**YOUR GOAL**
Can you reproduce everything from the first of the lines below down to the one containing "side-panel-icon[interactable] [638, 51, 658, 71]", including both of those lines, character for character?

——————

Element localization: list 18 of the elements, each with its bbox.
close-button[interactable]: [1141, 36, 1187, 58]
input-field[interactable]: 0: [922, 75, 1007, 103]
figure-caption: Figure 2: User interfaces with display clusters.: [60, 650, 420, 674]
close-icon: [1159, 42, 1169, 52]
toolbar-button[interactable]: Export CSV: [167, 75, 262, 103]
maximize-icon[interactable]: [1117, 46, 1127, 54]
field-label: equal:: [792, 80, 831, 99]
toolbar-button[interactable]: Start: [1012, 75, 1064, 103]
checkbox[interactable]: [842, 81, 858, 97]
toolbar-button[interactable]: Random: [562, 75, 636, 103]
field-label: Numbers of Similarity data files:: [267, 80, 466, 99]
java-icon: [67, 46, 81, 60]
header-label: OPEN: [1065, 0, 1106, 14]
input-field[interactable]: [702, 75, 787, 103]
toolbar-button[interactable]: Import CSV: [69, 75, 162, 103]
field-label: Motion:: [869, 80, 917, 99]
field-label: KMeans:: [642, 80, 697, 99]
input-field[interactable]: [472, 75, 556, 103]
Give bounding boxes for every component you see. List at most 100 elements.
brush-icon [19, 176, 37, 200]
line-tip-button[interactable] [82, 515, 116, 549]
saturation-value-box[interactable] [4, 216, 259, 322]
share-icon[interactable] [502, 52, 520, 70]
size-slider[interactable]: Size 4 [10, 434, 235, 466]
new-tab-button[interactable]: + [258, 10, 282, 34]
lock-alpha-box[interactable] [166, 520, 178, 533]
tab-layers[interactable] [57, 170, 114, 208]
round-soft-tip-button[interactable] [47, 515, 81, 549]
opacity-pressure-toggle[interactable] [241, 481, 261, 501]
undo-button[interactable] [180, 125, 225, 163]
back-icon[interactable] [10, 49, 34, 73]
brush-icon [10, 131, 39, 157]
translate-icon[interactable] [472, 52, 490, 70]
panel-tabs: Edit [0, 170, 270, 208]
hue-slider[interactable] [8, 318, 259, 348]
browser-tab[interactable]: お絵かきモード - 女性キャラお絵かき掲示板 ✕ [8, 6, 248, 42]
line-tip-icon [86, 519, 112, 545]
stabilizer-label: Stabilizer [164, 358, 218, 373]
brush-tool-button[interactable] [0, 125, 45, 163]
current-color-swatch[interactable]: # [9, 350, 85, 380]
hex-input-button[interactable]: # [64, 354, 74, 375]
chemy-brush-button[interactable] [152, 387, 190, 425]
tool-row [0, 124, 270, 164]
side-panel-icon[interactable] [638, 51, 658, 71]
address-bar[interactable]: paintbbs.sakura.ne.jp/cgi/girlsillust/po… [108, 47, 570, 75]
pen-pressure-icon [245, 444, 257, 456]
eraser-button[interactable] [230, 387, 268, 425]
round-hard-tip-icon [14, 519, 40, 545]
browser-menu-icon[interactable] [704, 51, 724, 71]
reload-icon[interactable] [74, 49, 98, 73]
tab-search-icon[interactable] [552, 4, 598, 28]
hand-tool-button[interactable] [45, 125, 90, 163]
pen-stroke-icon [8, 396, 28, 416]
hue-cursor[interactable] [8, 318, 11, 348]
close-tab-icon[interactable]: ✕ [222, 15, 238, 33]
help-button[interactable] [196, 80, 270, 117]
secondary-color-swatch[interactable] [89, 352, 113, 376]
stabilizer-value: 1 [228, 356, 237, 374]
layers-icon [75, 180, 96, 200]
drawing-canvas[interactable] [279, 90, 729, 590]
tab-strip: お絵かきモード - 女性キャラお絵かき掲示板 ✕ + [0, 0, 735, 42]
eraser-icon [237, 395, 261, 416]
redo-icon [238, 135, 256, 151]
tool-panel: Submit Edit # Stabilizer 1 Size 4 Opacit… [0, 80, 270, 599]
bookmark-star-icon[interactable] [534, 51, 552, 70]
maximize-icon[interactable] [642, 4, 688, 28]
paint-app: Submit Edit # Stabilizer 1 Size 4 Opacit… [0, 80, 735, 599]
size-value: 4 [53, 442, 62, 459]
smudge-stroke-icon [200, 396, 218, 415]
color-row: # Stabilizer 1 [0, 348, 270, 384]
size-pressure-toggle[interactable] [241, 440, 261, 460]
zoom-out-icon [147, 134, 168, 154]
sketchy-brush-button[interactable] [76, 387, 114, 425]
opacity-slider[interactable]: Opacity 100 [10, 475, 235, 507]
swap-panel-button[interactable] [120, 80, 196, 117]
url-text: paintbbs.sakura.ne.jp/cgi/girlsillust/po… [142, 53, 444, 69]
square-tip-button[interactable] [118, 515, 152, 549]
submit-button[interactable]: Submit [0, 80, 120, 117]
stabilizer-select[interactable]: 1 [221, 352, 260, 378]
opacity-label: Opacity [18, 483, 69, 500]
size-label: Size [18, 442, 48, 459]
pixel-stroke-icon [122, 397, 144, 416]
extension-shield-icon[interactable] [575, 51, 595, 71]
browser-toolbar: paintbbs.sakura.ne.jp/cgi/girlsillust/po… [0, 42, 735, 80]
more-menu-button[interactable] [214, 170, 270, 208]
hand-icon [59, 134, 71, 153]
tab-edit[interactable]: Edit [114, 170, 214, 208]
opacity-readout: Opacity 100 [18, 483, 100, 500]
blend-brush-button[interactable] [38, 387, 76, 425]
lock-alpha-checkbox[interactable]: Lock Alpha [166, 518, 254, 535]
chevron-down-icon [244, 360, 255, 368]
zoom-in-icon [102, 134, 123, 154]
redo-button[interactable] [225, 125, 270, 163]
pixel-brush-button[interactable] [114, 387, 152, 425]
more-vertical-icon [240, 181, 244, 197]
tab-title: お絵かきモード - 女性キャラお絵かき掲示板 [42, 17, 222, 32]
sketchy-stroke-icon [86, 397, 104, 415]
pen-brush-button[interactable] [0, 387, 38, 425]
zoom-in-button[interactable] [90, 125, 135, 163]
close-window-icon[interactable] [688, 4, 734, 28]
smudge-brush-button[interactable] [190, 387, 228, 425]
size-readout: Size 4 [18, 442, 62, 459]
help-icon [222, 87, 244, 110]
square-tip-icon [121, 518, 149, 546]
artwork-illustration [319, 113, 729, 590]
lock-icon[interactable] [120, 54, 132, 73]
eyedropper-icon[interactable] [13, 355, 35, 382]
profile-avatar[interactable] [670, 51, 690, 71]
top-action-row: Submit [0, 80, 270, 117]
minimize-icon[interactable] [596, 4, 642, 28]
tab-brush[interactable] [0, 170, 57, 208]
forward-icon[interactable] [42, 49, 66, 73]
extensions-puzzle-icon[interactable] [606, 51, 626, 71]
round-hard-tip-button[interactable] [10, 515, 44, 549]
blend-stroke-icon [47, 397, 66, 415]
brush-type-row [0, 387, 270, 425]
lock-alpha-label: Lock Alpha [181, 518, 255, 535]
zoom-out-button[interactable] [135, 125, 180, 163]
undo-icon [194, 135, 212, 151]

——————

**RESULT OF THE EXERCISE**
Element localization: list 18 of the elements, each with its bbox.
close-button[interactable]: [1141, 36, 1187, 58]
input-field[interactable]: 0: [922, 75, 1007, 103]
figure-caption: Figure 2: User interfaces with display clusters.: [60, 650, 420, 674]
close-icon: [1159, 42, 1169, 52]
toolbar-button[interactable]: Export CSV: [167, 75, 262, 103]
maximize-icon[interactable]: [1117, 46, 1127, 54]
field-label: equal:: [792, 80, 831, 99]
toolbar-button[interactable]: Start: [1012, 75, 1064, 103]
checkbox[interactable]: [842, 81, 858, 97]
toolbar-button[interactable]: Random: [562, 75, 636, 103]
field-label: Numbers of Similarity data files:: [267, 80, 466, 99]
java-icon: [67, 46, 81, 60]
header-label: OPEN: [1065, 0, 1106, 14]
input-field[interactable]: [702, 75, 787, 103]
toolbar-button[interactable]: Import CSV: [69, 75, 162, 103]
field-label: Motion:: [869, 80, 917, 99]
field-label: KMeans:: [642, 80, 697, 99]
input-field[interactable]: [472, 75, 556, 103]
Give bounding boxes for every component you see. List at most 100 elements.
brush-icon [19, 176, 37, 200]
line-tip-button[interactable] [82, 515, 116, 549]
saturation-value-box[interactable] [4, 216, 259, 322]
share-icon[interactable] [502, 52, 520, 70]
size-slider[interactable]: Size 4 [10, 434, 235, 466]
new-tab-button[interactable]: + [258, 10, 282, 34]
lock-alpha-box[interactable] [166, 520, 178, 533]
tab-layers[interactable] [57, 170, 114, 208]
round-soft-tip-button[interactable] [47, 515, 81, 549]
opacity-pressure-toggle[interactable] [241, 481, 261, 501]
undo-button[interactable] [180, 125, 225, 163]
back-icon[interactable] [10, 49, 34, 73]
brush-icon [10, 131, 39, 157]
translate-icon[interactable] [472, 52, 490, 70]
panel-tabs: Edit [0, 170, 270, 208]
hue-slider[interactable] [8, 318, 259, 348]
browser-tab[interactable]: お絵かきモード - 女性キャラお絵かき掲示板 ✕ [8, 6, 248, 42]
line-tip-icon [86, 519, 112, 545]
stabilizer-label: Stabilizer [164, 358, 218, 373]
brush-tool-button[interactable] [0, 125, 45, 163]
current-color-swatch[interactable]: # [9, 350, 85, 380]
hex-input-button[interactable]: # [64, 354, 74, 375]
chemy-brush-button[interactable] [152, 387, 190, 425]
tool-row [0, 124, 270, 164]
side-panel-icon[interactable] [638, 51, 658, 71]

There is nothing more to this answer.